● **GOAL**: Rewrite the records below with "Patent image size" renamed to "Drawing dimensions" in each of them, leaving every other part untouched.
-- ENTRIES start --
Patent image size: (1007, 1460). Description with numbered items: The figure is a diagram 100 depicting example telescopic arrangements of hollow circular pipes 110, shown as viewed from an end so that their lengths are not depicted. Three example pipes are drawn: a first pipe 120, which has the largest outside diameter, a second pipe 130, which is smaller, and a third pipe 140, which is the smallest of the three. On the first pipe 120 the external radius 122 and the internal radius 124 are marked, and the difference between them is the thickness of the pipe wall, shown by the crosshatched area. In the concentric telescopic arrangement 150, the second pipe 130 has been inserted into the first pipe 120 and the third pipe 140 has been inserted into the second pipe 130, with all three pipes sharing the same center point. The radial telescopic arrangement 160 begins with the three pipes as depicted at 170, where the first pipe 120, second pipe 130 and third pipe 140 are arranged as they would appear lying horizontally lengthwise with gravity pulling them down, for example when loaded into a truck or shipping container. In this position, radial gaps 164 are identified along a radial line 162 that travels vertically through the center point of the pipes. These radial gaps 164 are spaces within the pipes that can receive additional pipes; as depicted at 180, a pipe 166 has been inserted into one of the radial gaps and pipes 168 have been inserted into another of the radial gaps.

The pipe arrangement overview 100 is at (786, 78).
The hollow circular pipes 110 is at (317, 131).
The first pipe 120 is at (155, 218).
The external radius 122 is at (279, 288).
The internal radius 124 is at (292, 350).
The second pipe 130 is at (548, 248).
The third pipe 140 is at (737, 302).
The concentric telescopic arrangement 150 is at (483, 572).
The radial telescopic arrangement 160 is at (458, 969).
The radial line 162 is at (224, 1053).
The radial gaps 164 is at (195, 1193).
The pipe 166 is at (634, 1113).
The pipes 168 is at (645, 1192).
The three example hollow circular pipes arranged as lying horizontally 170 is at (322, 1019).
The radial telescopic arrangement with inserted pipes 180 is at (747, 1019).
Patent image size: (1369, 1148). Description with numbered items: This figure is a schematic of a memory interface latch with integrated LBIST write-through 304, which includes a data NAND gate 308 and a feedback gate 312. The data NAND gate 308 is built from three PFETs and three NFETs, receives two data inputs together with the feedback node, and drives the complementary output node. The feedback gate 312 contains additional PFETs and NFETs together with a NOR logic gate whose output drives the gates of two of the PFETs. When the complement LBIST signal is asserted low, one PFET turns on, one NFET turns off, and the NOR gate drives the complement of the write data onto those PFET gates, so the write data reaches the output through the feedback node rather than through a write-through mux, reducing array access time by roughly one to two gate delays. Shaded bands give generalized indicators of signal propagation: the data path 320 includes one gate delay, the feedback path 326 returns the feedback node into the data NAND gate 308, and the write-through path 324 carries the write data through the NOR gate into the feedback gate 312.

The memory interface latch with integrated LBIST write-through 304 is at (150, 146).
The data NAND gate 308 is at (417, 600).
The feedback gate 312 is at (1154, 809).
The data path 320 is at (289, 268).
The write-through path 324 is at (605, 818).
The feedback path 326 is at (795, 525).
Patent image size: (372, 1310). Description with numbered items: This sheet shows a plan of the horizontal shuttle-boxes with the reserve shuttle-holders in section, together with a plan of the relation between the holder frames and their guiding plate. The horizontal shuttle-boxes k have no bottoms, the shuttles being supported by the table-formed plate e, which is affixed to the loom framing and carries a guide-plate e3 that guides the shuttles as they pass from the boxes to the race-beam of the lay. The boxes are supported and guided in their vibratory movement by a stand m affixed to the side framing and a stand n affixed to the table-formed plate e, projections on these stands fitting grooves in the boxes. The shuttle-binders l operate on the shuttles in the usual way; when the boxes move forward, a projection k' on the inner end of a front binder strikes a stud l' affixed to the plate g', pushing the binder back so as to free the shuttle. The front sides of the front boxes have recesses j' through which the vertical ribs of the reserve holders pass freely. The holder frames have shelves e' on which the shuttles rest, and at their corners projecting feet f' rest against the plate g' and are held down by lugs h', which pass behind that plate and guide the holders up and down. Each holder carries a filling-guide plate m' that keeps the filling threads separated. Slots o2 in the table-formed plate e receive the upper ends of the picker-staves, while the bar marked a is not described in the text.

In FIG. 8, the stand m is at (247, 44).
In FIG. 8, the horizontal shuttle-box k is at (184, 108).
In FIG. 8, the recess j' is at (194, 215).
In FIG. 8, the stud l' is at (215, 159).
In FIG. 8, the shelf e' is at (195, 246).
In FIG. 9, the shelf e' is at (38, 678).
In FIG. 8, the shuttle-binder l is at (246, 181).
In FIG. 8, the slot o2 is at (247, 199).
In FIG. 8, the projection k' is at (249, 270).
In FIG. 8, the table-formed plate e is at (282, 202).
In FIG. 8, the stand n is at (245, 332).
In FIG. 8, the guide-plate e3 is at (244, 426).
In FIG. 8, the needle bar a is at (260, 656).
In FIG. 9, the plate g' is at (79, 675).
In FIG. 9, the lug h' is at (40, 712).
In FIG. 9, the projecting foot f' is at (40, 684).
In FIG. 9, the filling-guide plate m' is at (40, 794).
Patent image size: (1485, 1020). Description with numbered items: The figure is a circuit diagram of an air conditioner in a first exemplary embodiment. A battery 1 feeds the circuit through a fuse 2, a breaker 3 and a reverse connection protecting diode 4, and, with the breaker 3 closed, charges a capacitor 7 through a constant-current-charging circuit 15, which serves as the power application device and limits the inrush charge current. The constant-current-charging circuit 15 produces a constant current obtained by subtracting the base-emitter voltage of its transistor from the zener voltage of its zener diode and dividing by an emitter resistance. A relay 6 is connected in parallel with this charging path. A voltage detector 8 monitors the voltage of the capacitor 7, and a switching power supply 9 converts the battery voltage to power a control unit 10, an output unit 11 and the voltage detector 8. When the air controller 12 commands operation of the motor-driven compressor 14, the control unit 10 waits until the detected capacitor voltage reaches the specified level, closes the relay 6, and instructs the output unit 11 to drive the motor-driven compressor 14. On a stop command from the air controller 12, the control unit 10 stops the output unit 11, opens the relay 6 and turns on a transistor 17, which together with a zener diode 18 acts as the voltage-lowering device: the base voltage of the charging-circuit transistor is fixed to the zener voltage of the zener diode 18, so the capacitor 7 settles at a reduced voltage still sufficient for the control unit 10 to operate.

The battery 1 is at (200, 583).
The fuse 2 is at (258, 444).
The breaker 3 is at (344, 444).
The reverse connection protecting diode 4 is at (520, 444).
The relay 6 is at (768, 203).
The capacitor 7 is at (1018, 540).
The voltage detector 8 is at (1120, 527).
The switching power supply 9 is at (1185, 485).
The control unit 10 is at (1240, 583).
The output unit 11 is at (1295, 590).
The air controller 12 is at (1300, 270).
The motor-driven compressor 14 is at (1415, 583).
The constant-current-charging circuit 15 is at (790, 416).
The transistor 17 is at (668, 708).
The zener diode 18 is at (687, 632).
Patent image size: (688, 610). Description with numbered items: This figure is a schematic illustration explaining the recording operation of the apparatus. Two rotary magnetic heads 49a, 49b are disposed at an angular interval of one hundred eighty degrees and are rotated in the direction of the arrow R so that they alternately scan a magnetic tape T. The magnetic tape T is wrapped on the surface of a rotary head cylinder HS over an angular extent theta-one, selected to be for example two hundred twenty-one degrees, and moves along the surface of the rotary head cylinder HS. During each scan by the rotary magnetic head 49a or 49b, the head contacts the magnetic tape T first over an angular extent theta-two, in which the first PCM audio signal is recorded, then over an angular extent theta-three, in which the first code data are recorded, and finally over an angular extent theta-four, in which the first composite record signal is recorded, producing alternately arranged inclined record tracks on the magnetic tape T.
-- ENTRIES end --
● **TASK SOLUTION**:
Drawing dimensions: (1007, 1460). Description with numbered items: The figure is a diagram 100 depicting example telescopic arrangements of hollow circular pipes 110, shown as viewed from an end so that their lengths are not depicted. Three example pipes are drawn: a first pipe 120, which has the largest outside diameter, a second pipe 130, which is smaller, and a third pipe 140, which is the smallest of the three. On the first pipe 120 the external radius 122 and the internal radius 124 are marked, and the difference between them is the thickness of the pipe wall, shown by the crosshatched area. In the concentric telescopic arrangement 150, the second pipe 130 has been inserted into the first pipe 120 and the third pipe 140 has been inserted into the second pipe 130, with all three pipes sharing the same center point. The radial telescopic arrangement 160 begins with the three pipes as depicted at 170, where the first pipe 120, second pipe 130 and third pipe 140 are arranged as they would appear lying horizontally lengthwise with gravity pulling them down, for example when loaded into a truck or shipping container. In this position, radial gaps 164 are identified along a radial line 162 that travels vertically through the center point of the pipes. These radial gaps 164 are spaces within the pipes that can receive additional pipes; as depicted at 180, a pipe 166 has been inserted into one of the radial gaps and pipes 168 have been inserted into another of the radial gaps.

The pipe arrangement overview 100 is at (786, 78).
The hollow circular pipes 110 is at (317, 131).
The first pipe 120 is at (155, 218).
The external radius 122 is at (279, 288).
The internal radius 124 is at (292, 350).
The second pipe 130 is at (548, 248).
The third pipe 140 is at (737, 302).
The concentric telescopic arrangement 150 is at (483, 572).
The radial telescopic arrangement 160 is at (458, 969).
The radial line 162 is at (224, 1053).
The radial gaps 164 is at (195, 1193).
The pipe 166 is at (634, 1113).
The pipes 168 is at (645, 1192).
The three example hollow circular pipes arranged as lying horizontally 170 is at (322, 1019).
The radial telescopic arrangement with inserted pipes 180 is at (747, 1019).
Drawing dimensions: (1369, 1148). Description with numbered items: This figure is a schematic of a memory interface latch with integrated LBIST write-through 304, which includes a data NAND gate 308 and a feedback gate 312. The data NAND gate 308 is built from three PFETs and three NFETs, receives two data inputs together with the feedback node, and drives the complementary output node. The feedback gate 312 contains additional PFETs and NFETs together with a NOR logic gate whose output drives the gates of two of the PFETs. When the complement LBIST signal is asserted low, one PFET turns on, one NFET turns off, and the NOR gate drives the complement of the write data onto those PFET gates, so the write data reaches the output through the feedback node rather than through a write-through mux, reducing array access time by roughly one to two gate delays. Shaded bands give generalized indicators of signal propagation: the data path 320 includes one gate delay, the feedback path 326 returns the feedback node into the data NAND gate 308, and the write-through path 324 carries the write data through the NOR gate into the feedback gate 312.

The memory interface latch with integrated LBIST write-through 304 is at (150, 146).
The data NAND gate 308 is at (417, 600).
The feedback gate 312 is at (1154, 809).
The data path 320 is at (289, 268).
The write-through path 324 is at (605, 818).
The feedback path 326 is at (795, 525).
Drawing dimensions: (372, 1310). Description with numbered items: This sheet shows a plan of the horizontal shuttle-boxes with the reserve shuttle-holders in section, together with a plan of the relation between the holder frames and their guiding plate. The horizontal shuttle-boxes k have no bottoms, the shuttles being supported by the table-formed plate e, which is affixed to the loom framing and carries a guide-plate e3 that guides the shuttles as they pass from the boxes to the race-beam of the lay. The boxes are supported and guided in their vibratory movement by a stand m affixed to the side framing and a stand n affixed to the table-formed plate e, projections on these stands fitting grooves in the boxes. The shuttle-binders l operate on the shuttles in the usual way; when the boxes move forward, a projection k' on the inner end of a front binder strikes a stud l' affixed to the plate g', pushing the binder back so as to free the shuttle. The front sides of the front boxes have recesses j' through which the vertical ribs of the reserve holders pass freely. The holder frames have shelves e' on which the shuttles rest, and at their corners projecting feet f' rest against the plate g' and are held down by lugs h', which pass behind that plate and guide the holders up and down. Each holder carries a filling-guide plate m' that keeps the filling threads separated. Slots o2 in the table-formed plate e receive the upper ends of the picker-staves, while the bar marked a is not described in the text.

In FIG. 8, the stand m is at (247, 44).
In FIG. 8, the horizontal shuttle-box k is at (184, 108).
In FIG. 8, the recess j' is at (194, 215).
In FIG. 8, the stud l' is at (215, 159).
In FIG. 8, the shelf e' is at (195, 246).
In FIG. 9, the shelf e' is at (38, 678).
In FIG. 8, the shuttle-binder l is at (246, 181).
In FIG. 8, the slot o2 is at (247, 199).
In FIG. 8, the projection k' is at (249, 270).
In FIG. 8, the table-formed plate e is at (282, 202).
In FIG. 8, the stand n is at (245, 332).
In FIG. 8, the guide-plate e3 is at (244, 426).
In FIG. 8, the needle bar a is at (260, 656).
In FIG. 9, the plate g' is at (79, 675).
In FIG. 9, the lug h' is at (40, 712).
In FIG. 9, the projecting foot f' is at (40, 684).
In FIG. 9, the filling-guide plate m' is at (40, 794).
Drawing dimensions: (1485, 1020). Description with numbered items: The figure is a circuit diagram of an air conditioner in a first exemplary embodiment. A battery 1 feeds the circuit through a fuse 2, a breaker 3 and a reverse connection protecting diode 4, and, with the breaker 3 closed, charges a capacitor 7 through a constant-current-charging circuit 15, which serves as the power application device and limits the inrush charge current. The constant-current-charging circuit 15 produces a constant current obtained by subtracting the base-emitter voltage of its transistor from the zener voltage of its zener diode and dividing by an emitter resistance. A relay 6 is connected in parallel with this charging path. A voltage detector 8 monitors the voltage of the capacitor 7, and a switching power supply 9 converts the battery voltage to power a control unit 10, an output unit 11 and the voltage detector 8. When the air controller 12 commands operation of the motor-driven compressor 14, the control unit 10 waits until the detected capacitor voltage reaches the specified level, closes the relay 6, and instructs the output unit 11 to drive the motor-driven compressor 14. On a stop command from the air controller 12, the control unit 10 stops the output unit 11, opens the relay 6 and turns on a transistor 17, which together with a zener diode 18 acts as the voltage-lowering device: the base voltage of the charging-circuit transistor is fixed to the zener voltage of the zener diode 18, so the capacitor 7 settles at a reduced voltage still sufficient for the control unit 10 to operate.

The battery 1 is at (200, 583).
The fuse 2 is at (258, 444).
The breaker 3 is at (344, 444).
The reverse connection protecting diode 4 is at (520, 444).
The relay 6 is at (768, 203).
The capacitor 7 is at (1018, 540).
The voltage detector 8 is at (1120, 527).
The switching power supply 9 is at (1185, 485).
The control unit 10 is at (1240, 583).
The output unit 11 is at (1295, 590).
The air controller 12 is at (1300, 270).
The motor-driven compressor 14 is at (1415, 583).
The constant-current-charging circuit 15 is at (790, 416).
The transistor 17 is at (668, 708).
The zener diode 18 is at (687, 632).
Drawing dimensions: (688, 610). Description with numbered items: This figure is a schematic illustration explaining the recording operation of the apparatus. Two rotary magnetic heads 49a, 49b are disposed at an angular interval of one hundred eighty degrees and are rotated in the direction of the arrow R so that they alternately scan a magnetic tape T. The magnetic tape T is wrapped on the surface of a rotary head cylinder HS over an angular extent theta-one, selected to be for example two hundred twenty-one degrees, and moves along the surface of the rotary head cylinder HS. During each scan by the rotary magnetic head 49a or 49b, the head contacts the magnetic tape T first over an angular extent theta-two, in which the first PCM audio signal is recorded, then over an angular extent theta-three, in which the first code data are recorded, and finally over an angular extent theta-four, in which the first composite record signal is recorded, producing alternately arranged inclined record tracks on the magnetic tape T.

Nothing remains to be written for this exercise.